[Source data]

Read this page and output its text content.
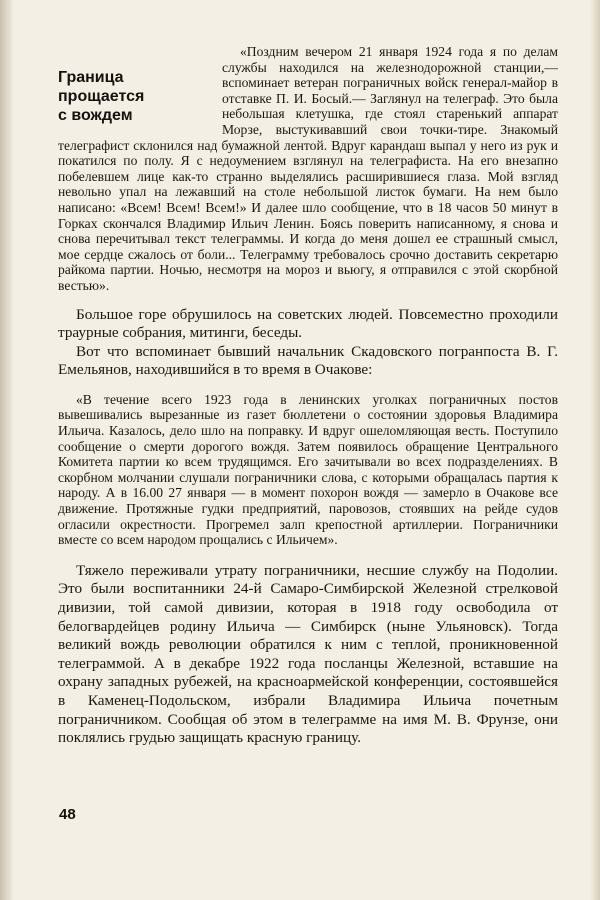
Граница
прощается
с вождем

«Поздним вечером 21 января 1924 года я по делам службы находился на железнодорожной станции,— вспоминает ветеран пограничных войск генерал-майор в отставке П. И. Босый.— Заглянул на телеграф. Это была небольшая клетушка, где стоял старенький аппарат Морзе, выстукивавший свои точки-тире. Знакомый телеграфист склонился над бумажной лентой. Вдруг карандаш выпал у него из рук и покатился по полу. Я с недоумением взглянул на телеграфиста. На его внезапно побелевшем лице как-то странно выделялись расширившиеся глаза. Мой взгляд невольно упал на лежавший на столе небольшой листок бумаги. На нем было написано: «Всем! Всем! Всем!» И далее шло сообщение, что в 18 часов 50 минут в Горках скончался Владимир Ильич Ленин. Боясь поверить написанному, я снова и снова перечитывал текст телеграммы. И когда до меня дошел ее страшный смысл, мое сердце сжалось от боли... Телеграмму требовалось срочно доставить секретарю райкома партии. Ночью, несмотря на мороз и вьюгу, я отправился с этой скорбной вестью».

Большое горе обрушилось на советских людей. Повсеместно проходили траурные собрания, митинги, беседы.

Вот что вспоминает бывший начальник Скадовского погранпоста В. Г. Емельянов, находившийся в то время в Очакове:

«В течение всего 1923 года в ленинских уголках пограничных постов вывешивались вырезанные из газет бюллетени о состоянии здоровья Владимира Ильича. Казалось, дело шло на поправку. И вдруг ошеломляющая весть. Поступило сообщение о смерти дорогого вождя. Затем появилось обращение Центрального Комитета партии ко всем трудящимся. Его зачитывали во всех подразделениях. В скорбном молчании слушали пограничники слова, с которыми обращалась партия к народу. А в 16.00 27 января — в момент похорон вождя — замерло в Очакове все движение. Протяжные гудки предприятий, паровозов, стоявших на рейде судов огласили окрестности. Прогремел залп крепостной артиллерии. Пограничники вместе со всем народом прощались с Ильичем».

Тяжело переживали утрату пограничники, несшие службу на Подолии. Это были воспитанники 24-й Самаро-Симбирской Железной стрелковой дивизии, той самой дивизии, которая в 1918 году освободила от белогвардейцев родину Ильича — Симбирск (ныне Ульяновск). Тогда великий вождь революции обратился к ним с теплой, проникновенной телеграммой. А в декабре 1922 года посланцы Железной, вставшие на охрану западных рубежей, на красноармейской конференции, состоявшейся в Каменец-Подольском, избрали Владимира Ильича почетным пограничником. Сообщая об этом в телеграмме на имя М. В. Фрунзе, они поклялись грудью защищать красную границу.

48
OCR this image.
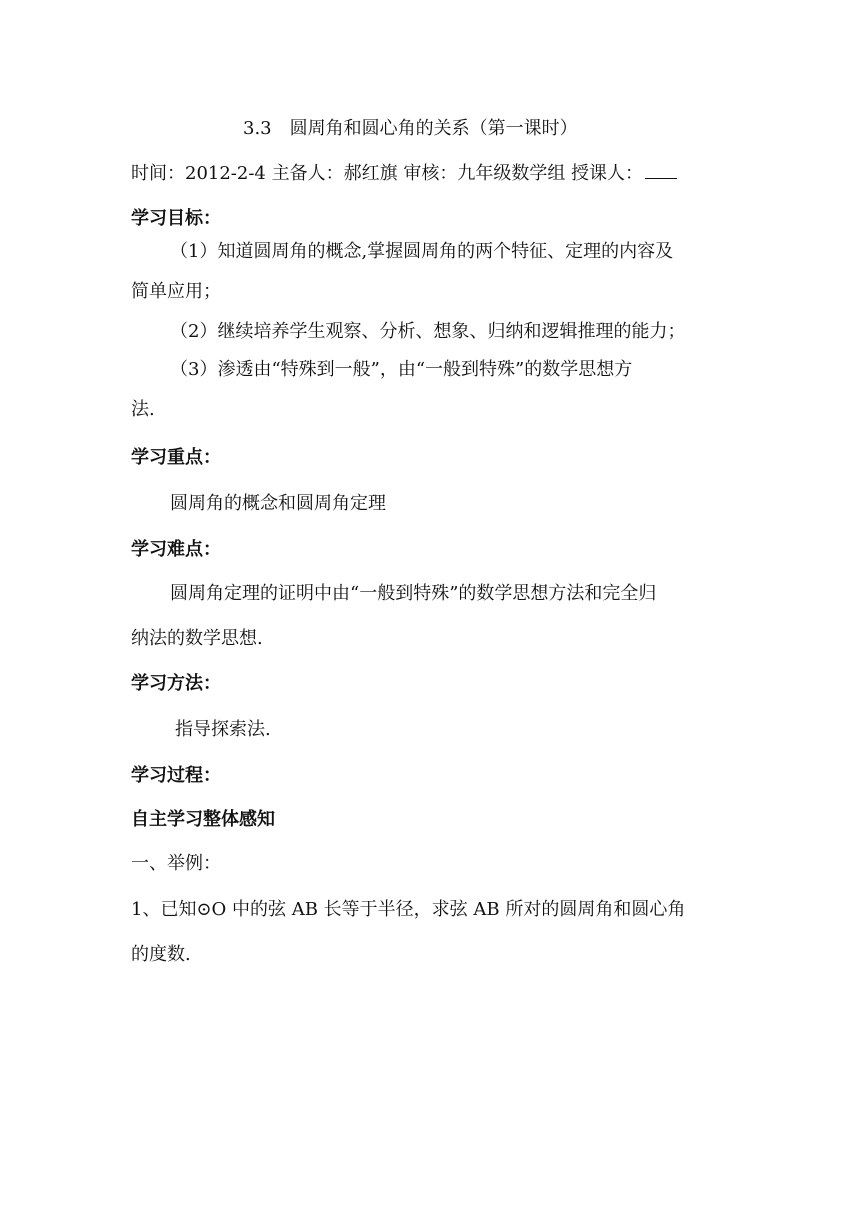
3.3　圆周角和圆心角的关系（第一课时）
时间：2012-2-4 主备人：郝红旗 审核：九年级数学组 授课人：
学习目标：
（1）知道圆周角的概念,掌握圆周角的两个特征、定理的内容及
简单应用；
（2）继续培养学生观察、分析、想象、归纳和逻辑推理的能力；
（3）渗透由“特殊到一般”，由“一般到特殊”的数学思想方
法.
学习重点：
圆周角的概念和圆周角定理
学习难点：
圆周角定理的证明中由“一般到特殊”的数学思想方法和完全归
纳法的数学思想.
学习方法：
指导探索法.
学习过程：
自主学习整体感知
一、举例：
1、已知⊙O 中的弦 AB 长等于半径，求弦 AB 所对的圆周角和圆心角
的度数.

---

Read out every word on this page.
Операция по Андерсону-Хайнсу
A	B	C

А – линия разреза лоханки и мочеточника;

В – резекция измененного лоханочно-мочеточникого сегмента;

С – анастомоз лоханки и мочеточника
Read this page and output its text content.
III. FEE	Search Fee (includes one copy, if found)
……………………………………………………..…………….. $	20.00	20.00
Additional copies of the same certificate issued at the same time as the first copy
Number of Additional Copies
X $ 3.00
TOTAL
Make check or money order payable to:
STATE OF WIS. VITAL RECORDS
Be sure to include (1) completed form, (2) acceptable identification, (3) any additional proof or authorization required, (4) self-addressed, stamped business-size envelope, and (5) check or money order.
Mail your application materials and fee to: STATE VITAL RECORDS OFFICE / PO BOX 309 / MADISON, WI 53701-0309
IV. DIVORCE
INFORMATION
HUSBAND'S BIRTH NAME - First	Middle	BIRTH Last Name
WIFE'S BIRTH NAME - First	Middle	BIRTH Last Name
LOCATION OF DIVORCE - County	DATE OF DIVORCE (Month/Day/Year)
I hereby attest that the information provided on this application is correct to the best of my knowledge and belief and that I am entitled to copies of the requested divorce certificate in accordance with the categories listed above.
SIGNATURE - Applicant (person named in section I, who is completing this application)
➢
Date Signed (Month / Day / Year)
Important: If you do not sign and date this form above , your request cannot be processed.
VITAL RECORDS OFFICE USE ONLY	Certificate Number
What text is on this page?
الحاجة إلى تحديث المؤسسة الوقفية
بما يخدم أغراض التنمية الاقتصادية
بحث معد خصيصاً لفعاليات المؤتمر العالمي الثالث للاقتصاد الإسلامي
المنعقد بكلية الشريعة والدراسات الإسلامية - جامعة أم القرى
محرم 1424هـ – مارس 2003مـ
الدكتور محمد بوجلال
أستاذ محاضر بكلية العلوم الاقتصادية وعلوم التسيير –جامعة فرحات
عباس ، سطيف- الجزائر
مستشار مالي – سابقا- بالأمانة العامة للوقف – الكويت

> Exercise requirements
Which lines contain "вспоминает"? Copy each of them out.

> Complete response
«Поздним вечером 21 января 1924 года я по делам службы находился на железнодорожной станции,— вспоминает ветеран пограничных войск генерал-майор в отставке П. И. Босый.— Заглянул на телеграф. Это была небольшая клетушка, где стоял старенький аппарат Морзе, выстукивавший свои точки-тире. Знакомый телеграфист склонился над бумажной лентой. Вдруг карандаш выпал у него из рук и покатился по полу. Я с недоумением взглянул на телеграфиста. На его внезапно побелевшем лице как-то странно выделялись расширившиеся глаза. Мой взгляд невольно упал на лежавший на столе небольшой листок бумаги. На нем было написано: «Всем! Всем! Всем!» И далее шло сообщение, что в 18 часов 50 минут в Горках скончался Владимир Ильич Ленин. Боясь поверить написанному, я снова и снова перечитывал текст телеграммы. И когда до меня дошел ее страшный смысл, мое сердце сжалось от боли... Телеграмму требовалось срочно доставить секретарю райкома партии. Ночью, несмотря на мороз и вьюгу, я отправился с этой скорбной вестью».
Вот что вспоминает бывший начальник Скадовского погранпоста В. Г. Емельянов, находившийся в то время в Очакове:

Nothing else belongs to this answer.